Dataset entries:
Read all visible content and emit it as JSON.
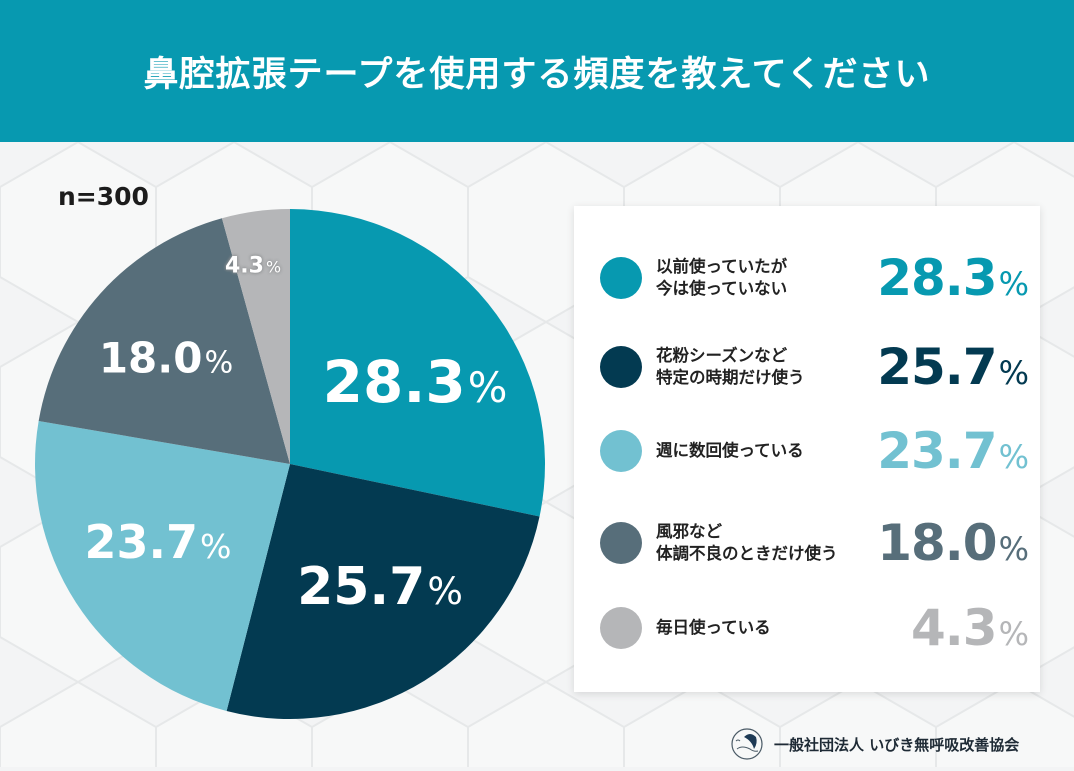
{
  "header": {
    "title": "鼻腔拡張テープを使用する頻度を教えてください"
  },
  "sample_size": "n=300",
  "colors": {
    "header_bg": "#0799b0",
    "slice_1": "#0799b0",
    "slice_2": "#033a51",
    "slice_3": "#72c1d1",
    "slice_4": "#576e7a",
    "slice_5": "#b5b6b8"
  },
  "legend": {
    "items": [
      {
        "label": "以前使っていたが\n今は使っていない",
        "value": "28.3",
        "unit": "%",
        "color": "#0799b0"
      },
      {
        "label": "花粉シーズンなど\n特定の時期だけ使う",
        "value": "25.7",
        "unit": "%",
        "color": "#033a51"
      },
      {
        "label": "週に数回使っている",
        "value": "23.7",
        "unit": "%",
        "color": "#72c1d1"
      },
      {
        "label": "風邪など\n体調不良のときだけ使う",
        "value": "18.0",
        "unit": "%",
        "color": "#576e7a"
      },
      {
        "label": "毎日使っている",
        "value": "4.3",
        "unit": "%",
        "color": "#b5b6b8"
      }
    ]
  },
  "pie_labels": [
    {
      "value": "28.3",
      "unit": "%"
    },
    {
      "value": "25.7",
      "unit": "%"
    },
    {
      "value": "23.7",
      "unit": "%"
    },
    {
      "value": "18.0",
      "unit": "%"
    },
    {
      "value": "4.3",
      "unit": "%"
    }
  ],
  "footer": {
    "org_name": "一般社団法人 いびき無呼吸改善協会",
    "logo_icon": "sleeping-person-icon"
  },
  "chart_data": {
    "type": "pie",
    "title": "鼻腔拡張テープを使用する頻度を教えてください",
    "subtitle": "n=300",
    "categories": [
      "以前使っていたが今は使っていない",
      "花粉シーズンなど特定の時期だけ使う",
      "週に数回使っている",
      "風邪など体調不良のときだけ使う",
      "毎日使っている"
    ],
    "values": [
      28.3,
      25.7,
      23.7,
      18.0,
      4.3
    ],
    "unit": "%",
    "colors": [
      "#0799b0",
      "#033a51",
      "#72c1d1",
      "#576e7a",
      "#b5b6b8"
    ],
    "start_angle": "12 o'clock, clockwise",
    "legend_position": "right"
  }
}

SHORT TASK: Copy out all of the data word for word. Do not carry over any picture.

RESPONSE FOR THIS EXERCISE:
Read all visible content and emit it as JSON.
{
  "header": {
    "title": "鼻腔拡張テープを使用する頻度を教えてください"
  },
  "sample_size": "n=300",
  "colors": {
    "header_bg": "#0799b0",
    "slice_1": "#0799b0",
    "slice_2": "#033a51",
    "slice_3": "#72c1d1",
    "slice_4": "#576e7a",
    "slice_5": "#b5b6b8"
  },
  "legend": {
    "items": [
      {
        "label": "以前使っていたが\n今は使っていない",
        "value": "28.3",
        "unit": "%",
        "color": "#0799b0"
      },
      {
        "label": "花粉シーズンなど\n特定の時期だけ使う",
        "value": "25.7",
        "unit": "%",
        "color": "#033a51"
      },
      {
        "label": "週に数回使っている",
        "value": "23.7",
        "unit": "%",
        "color": "#72c1d1"
      },
      {
        "label": "風邪など\n体調不良のときだけ使う",
        "value": "18.0",
        "unit": "%",
        "color": "#576e7a"
      },
      {
        "label": "毎日使っている",
        "value": "4.3",
        "unit": "%",
        "color": "#b5b6b8"
      }
    ]
  },
  "pie_labels": [
    {
      "value": "28.3",
      "unit": "%"
    },
    {
      "value": "25.7",
      "unit": "%"
    },
    {
      "value": "23.7",
      "unit": "%"
    },
    {
      "value": "18.0",
      "unit": "%"
    },
    {
      "value": "4.3",
      "unit": "%"
    }
  ],
  "footer": {
    "org_name": "一般社団法人 いびき無呼吸改善協会",
    "logo_icon": "sleeping-person-icon"
  },
  "chart_data": {
    "type": "pie",
    "title": "鼻腔拡張テープを使用する頻度を教えてください",
    "subtitle": "n=300",
    "categories": [
      "以前使っていたが今は使っていない",
      "花粉シーズンなど特定の時期だけ使う",
      "週に数回使っている",
      "風邪など体調不良のときだけ使う",
      "毎日使っている"
    ],
    "values": [
      28.3,
      25.7,
      23.7,
      18.0,
      4.3
    ],
    "unit": "%",
    "colors": [
      "#0799b0",
      "#033a51",
      "#72c1d1",
      "#576e7a",
      "#b5b6b8"
    ],
    "start_angle": "12 o'clock, clockwise",
    "legend_position": "right"
  }
}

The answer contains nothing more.